MATERIAL =>
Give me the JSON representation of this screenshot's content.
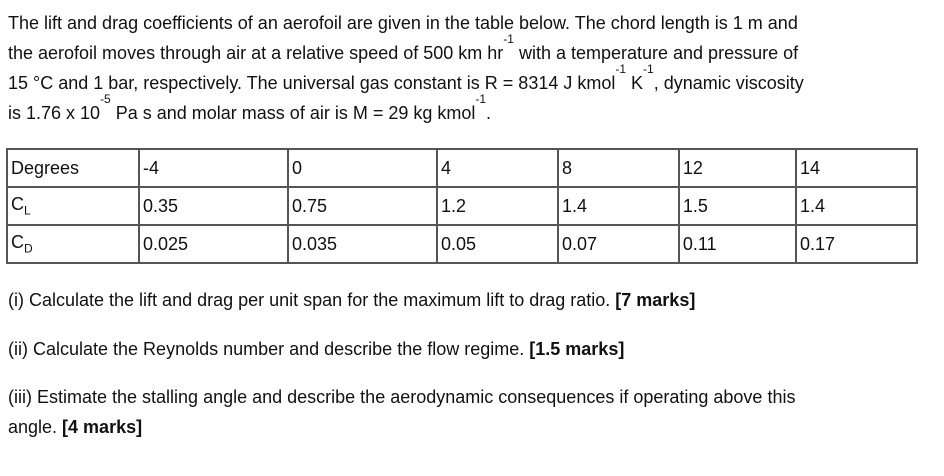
{
  "intro": [
    [
      {
        "t": "The lift and drag coefficients of an aerofoil are given in the table below. The chord length is 1 m and"
      }
    ],
    [
      {
        "t": "the aerofoil moves through air at a relative speed of 500 km hr"
      },
      {
        "sup": "-1"
      },
      {
        "t": " with a temperature and pressure of"
      }
    ],
    [
      {
        "t": "15 °C and 1 bar, respectively. The universal gas constant is R = 8314 J kmol"
      },
      {
        "sup": "-1"
      },
      {
        "t": " K"
      },
      {
        "sup": "-1"
      },
      {
        "t": ", dynamic viscosity"
      }
    ],
    [
      {
        "t": "is 1.76 x 10"
      },
      {
        "sup": "-5"
      },
      {
        "t": " Pa s and molar mass of air is M = 29 kg kmol"
      },
      {
        "sup": "-1"
      },
      {
        "t": "."
      }
    ]
  ],
  "table": {
    "rows": [
      {
        "label": "Degrees",
        "sub": "",
        "cells": [
          "-4",
          "0",
          "4",
          "8",
          "12",
          "14"
        ]
      },
      {
        "label": "C",
        "sub": "L",
        "cells": [
          "0.35",
          "0.75",
          "1.2",
          "1.4",
          "1.5",
          "1.4"
        ]
      },
      {
        "label": "C",
        "sub": "D",
        "cells": [
          "0.025",
          "0.035",
          "0.05",
          "0.07",
          "0.11",
          "0.17"
        ]
      }
    ]
  },
  "questions": [
    {
      "text": "(i) Calculate the lift and drag per unit span for the maximum lift to drag ratio. ",
      "marks": "[7 marks]"
    },
    {
      "text": "(ii) Calculate the Reynolds number and describe the flow regime. ",
      "marks": "[1.5 marks]"
    },
    {
      "text": "(iii) Estimate the stalling angle and describe the aerodynamic consequences if operating above this",
      "text2": "angle. ",
      "marks": "[4 marks]"
    }
  ]
}
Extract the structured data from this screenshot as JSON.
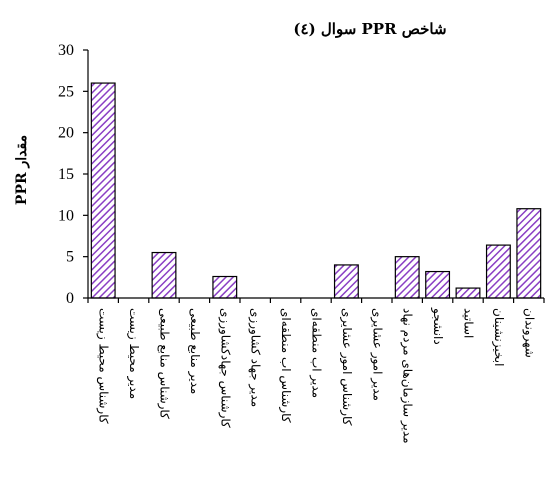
{
  "chart_data": {
    "type": "bar",
    "title": "شاخص PPR سوال (٤)",
    "ylabel": "مقدار PPR",
    "xlabel": "",
    "ylim": [
      0,
      30
    ],
    "yticks": [
      0,
      5,
      10,
      15,
      20,
      25,
      30
    ],
    "grid": false,
    "legend": "none",
    "categories": [
      "کارشناس محیط زیست",
      "مدیر محیط زیست",
      "کارشناس منابع طبیعی",
      "مدیر منابع طبیعی",
      "کارشناس جهادکشاورزی",
      "مدیر جهاد کشاورزی",
      "کارشناس اب منطقه‌ای",
      "مدیر اب منطقه‌ای",
      "کارشناس امور عشایری",
      "مدیر امور عشایری",
      "مدیر سازمان‌های مردم نهاد",
      "دانشجو",
      "اساتید",
      "ابخیزنشینان",
      "شهروندان"
    ],
    "values": [
      26,
      0,
      5.5,
      0,
      2.6,
      0,
      0,
      0,
      4.0,
      0,
      5.0,
      3.2,
      1.2,
      6.4,
      10.8
    ],
    "colors": {
      "bar_stroke": "#2a1a4a",
      "hatch": "#8a3fc4",
      "background": "#ffffff"
    }
  }
}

DO THIS => A line counts if it holds the word "مدیر". How many lines of the entries count? Give the number only.

COMPLETE RESPONSE => 6